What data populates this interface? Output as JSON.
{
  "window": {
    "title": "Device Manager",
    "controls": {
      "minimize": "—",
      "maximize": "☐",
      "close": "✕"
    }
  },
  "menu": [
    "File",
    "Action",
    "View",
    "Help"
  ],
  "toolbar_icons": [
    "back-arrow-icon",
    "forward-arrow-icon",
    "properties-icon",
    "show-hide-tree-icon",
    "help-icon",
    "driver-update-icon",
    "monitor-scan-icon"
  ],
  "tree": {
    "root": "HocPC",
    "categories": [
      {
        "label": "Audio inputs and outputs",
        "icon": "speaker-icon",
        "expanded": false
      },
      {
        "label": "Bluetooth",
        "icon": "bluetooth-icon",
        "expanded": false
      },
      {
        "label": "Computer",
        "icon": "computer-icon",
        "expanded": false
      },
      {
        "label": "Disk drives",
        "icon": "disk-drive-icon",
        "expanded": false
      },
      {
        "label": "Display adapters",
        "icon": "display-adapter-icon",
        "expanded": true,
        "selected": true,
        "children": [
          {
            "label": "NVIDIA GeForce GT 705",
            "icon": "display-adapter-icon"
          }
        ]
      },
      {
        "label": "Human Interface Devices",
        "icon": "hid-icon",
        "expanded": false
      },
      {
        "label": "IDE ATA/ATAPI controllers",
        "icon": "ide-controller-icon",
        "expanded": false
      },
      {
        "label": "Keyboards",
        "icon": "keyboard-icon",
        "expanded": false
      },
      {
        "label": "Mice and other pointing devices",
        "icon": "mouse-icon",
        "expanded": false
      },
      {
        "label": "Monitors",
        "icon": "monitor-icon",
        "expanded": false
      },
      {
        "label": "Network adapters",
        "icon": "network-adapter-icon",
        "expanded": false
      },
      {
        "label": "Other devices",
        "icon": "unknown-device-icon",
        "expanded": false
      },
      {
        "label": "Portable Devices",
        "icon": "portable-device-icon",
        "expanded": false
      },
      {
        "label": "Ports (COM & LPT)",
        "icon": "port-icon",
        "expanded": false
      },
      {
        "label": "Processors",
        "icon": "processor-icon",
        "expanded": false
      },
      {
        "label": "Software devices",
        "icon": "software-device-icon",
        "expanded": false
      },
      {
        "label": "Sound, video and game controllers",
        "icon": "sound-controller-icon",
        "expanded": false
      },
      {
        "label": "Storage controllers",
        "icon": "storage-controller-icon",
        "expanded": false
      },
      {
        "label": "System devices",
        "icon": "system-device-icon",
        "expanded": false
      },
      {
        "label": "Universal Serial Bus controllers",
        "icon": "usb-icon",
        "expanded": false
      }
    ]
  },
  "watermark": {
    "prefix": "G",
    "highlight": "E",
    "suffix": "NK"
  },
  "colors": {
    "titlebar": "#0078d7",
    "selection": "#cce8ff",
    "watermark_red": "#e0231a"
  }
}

Goal of the exercise: Everything in the listing above should be restated exactly.

Result for this exercise:
What data populates this interface? Output as JSON.
{
  "window": {
    "title": "Device Manager",
    "controls": {
      "minimize": "—",
      "maximize": "☐",
      "close": "✕"
    }
  },
  "menu": [
    "File",
    "Action",
    "View",
    "Help"
  ],
  "toolbar_icons": [
    "back-arrow-icon",
    "forward-arrow-icon",
    "properties-icon",
    "show-hide-tree-icon",
    "help-icon",
    "driver-update-icon",
    "monitor-scan-icon"
  ],
  "tree": {
    "root": "HocPC",
    "categories": [
      {
        "label": "Audio inputs and outputs",
        "icon": "speaker-icon",
        "expanded": false
      },
      {
        "label": "Bluetooth",
        "icon": "bluetooth-icon",
        "expanded": false
      },
      {
        "label": "Computer",
        "icon": "computer-icon",
        "expanded": false
      },
      {
        "label": "Disk drives",
        "icon": "disk-drive-icon",
        "expanded": false
      },
      {
        "label": "Display adapters",
        "icon": "display-adapter-icon",
        "expanded": true,
        "selected": true,
        "children": [
          {
            "label": "NVIDIA GeForce GT 705",
            "icon": "display-adapter-icon"
          }
        ]
      },
      {
        "label": "Human Interface Devices",
        "icon": "hid-icon",
        "expanded": false
      },
      {
        "label": "IDE ATA/ATAPI controllers",
        "icon": "ide-controller-icon",
        "expanded": false
      },
      {
        "label": "Keyboards",
        "icon": "keyboard-icon",
        "expanded": false
      },
      {
        "label": "Mice and other pointing devices",
        "icon": "mouse-icon",
        "expanded": false
      },
      {
        "label": "Monitors",
        "icon": "monitor-icon",
        "expanded": false
      },
      {
        "label": "Network adapters",
        "icon": "network-adapter-icon",
        "expanded": false
      },
      {
        "label": "Other devices",
        "icon": "unknown-device-icon",
        "expanded": false
      },
      {
        "label": "Portable Devices",
        "icon": "portable-device-icon",
        "expanded": false
      },
      {
        "label": "Ports (COM & LPT)",
        "icon": "port-icon",
        "expanded": false
      },
      {
        "label": "Processors",
        "icon": "processor-icon",
        "expanded": false
      },
      {
        "label": "Software devices",
        "icon": "software-device-icon",
        "expanded": false
      },
      {
        "label": "Sound, video and game controllers",
        "icon": "sound-controller-icon",
        "expanded": false
      },
      {
        "label": "Storage controllers",
        "icon": "storage-controller-icon",
        "expanded": false
      },
      {
        "label": "System devices",
        "icon": "system-device-icon",
        "expanded": false
      },
      {
        "label": "Universal Serial Bus controllers",
        "icon": "usb-icon",
        "expanded": false
      }
    ]
  },
  "watermark": {
    "prefix": "G",
    "highlight": "E",
    "suffix": "NK"
  },
  "colors": {
    "titlebar": "#0078d7",
    "selection": "#cce8ff",
    "watermark_red": "#e0231a"
  }
}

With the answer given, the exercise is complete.